### Your objective:
Quote the data below in full, please, without altering anything.

# # # #

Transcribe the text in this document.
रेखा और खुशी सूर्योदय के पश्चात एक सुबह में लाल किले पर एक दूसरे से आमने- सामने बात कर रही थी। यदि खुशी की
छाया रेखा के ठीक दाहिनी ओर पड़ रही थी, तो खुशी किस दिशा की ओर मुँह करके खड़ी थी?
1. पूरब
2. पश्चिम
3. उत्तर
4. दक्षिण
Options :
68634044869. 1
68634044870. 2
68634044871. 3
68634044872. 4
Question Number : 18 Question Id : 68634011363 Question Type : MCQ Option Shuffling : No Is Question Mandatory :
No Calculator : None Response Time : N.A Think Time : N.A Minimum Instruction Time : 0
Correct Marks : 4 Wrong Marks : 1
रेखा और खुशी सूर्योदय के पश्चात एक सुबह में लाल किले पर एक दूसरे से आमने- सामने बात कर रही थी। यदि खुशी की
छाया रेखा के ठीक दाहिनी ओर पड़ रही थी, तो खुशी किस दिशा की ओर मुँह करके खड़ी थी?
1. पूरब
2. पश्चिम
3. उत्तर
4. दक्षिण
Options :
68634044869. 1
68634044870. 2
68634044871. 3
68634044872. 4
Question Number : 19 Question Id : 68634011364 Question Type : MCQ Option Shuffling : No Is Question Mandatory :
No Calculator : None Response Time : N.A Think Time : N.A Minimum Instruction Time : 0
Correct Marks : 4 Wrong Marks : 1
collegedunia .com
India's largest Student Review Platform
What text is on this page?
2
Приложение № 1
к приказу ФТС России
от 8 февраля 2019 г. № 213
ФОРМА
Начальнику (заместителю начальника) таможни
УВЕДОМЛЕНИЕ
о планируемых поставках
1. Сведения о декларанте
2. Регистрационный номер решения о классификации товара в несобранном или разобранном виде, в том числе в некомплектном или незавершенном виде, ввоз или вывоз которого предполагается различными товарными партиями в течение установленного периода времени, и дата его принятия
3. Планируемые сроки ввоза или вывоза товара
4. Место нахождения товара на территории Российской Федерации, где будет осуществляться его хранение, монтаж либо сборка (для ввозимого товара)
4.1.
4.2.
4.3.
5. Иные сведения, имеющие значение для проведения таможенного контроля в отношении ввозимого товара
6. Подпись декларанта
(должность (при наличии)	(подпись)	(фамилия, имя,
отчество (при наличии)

# # # #

### Correct result:
Transcribe the text in this document.
रेखा और खुशी सूर्योदय के पश्चात एक सुबह में लाल किले पर एक दूसरे से आमने- सामने बात कर रही थी। यदि खुशी की
छाया रेखा के ठीक दाहिनी ओर पड़ रही थी, तो खुशी किस दिशा की ओर मुँह करके खड़ी थी?
1. पूरब
2. पश्चिम
3. उत्तर
4. दक्षिण
Options :
68634044869. 1
68634044870. 2
68634044871. 3
68634044872. 4
Question Number : 18 Question Id : 68634011363 Question Type : MCQ Option Shuffling : No Is Question Mandatory :
No Calculator : None Response Time : N.A Think Time : N.A Minimum Instruction Time : 0
Correct Marks : 4 Wrong Marks : 1
रेखा और खुशी सूर्योदय के पश्चात एक सुबह में लाल किले पर एक दूसरे से आमने- सामने बात कर रही थी। यदि खुशी की
छाया रेखा के ठीक दाहिनी ओर पड़ रही थी, तो खुशी किस दिशा की ओर मुँह करके खड़ी थी?
1. पूरब
2. पश्चिम
3. उत्तर
4. दक्षिण
Options :
68634044869. 1
68634044870. 2
68634044871. 3
68634044872. 4
Question Number : 19 Question Id : 68634011364 Question Type : MCQ Option Shuffling : No Is Question Mandatory :
No Calculator : None Response Time : N.A Think Time : N.A Minimum Instruction Time : 0
Correct Marks : 4 Wrong Marks : 1
collegedunia .com
India's largest Student Review Platform
What text is on this page?
2
Приложение № 1
к приказу ФТС России
от 8 февраля 2019 г. № 213
ФОРМА
Начальнику (заместителю начальника) таможни
УВЕДОМЛЕНИЕ
о планируемых поставках
1. Сведения о декларанте
2. Регистрационный номер решения о классификации товара в несобранном или разобранном виде, в том числе в некомплектном или незавершенном виде, ввоз или вывоз которого предполагается различными товарными партиями в течение установленного периода времени, и дата его принятия
3. Планируемые сроки ввоза или вывоза товара
4. Место нахождения товара на территории Российской Федерации, где будет осуществляться его хранение, монтаж либо сборка (для ввозимого товара)
4.1.
4.2.
4.3.
5. Иные сведения, имеющие значение для проведения таможенного контроля в отношении ввозимого товара
6. Подпись декларанта
(должность (при наличии)	(подпись)	(фамилия, имя,
отчество (при наличии)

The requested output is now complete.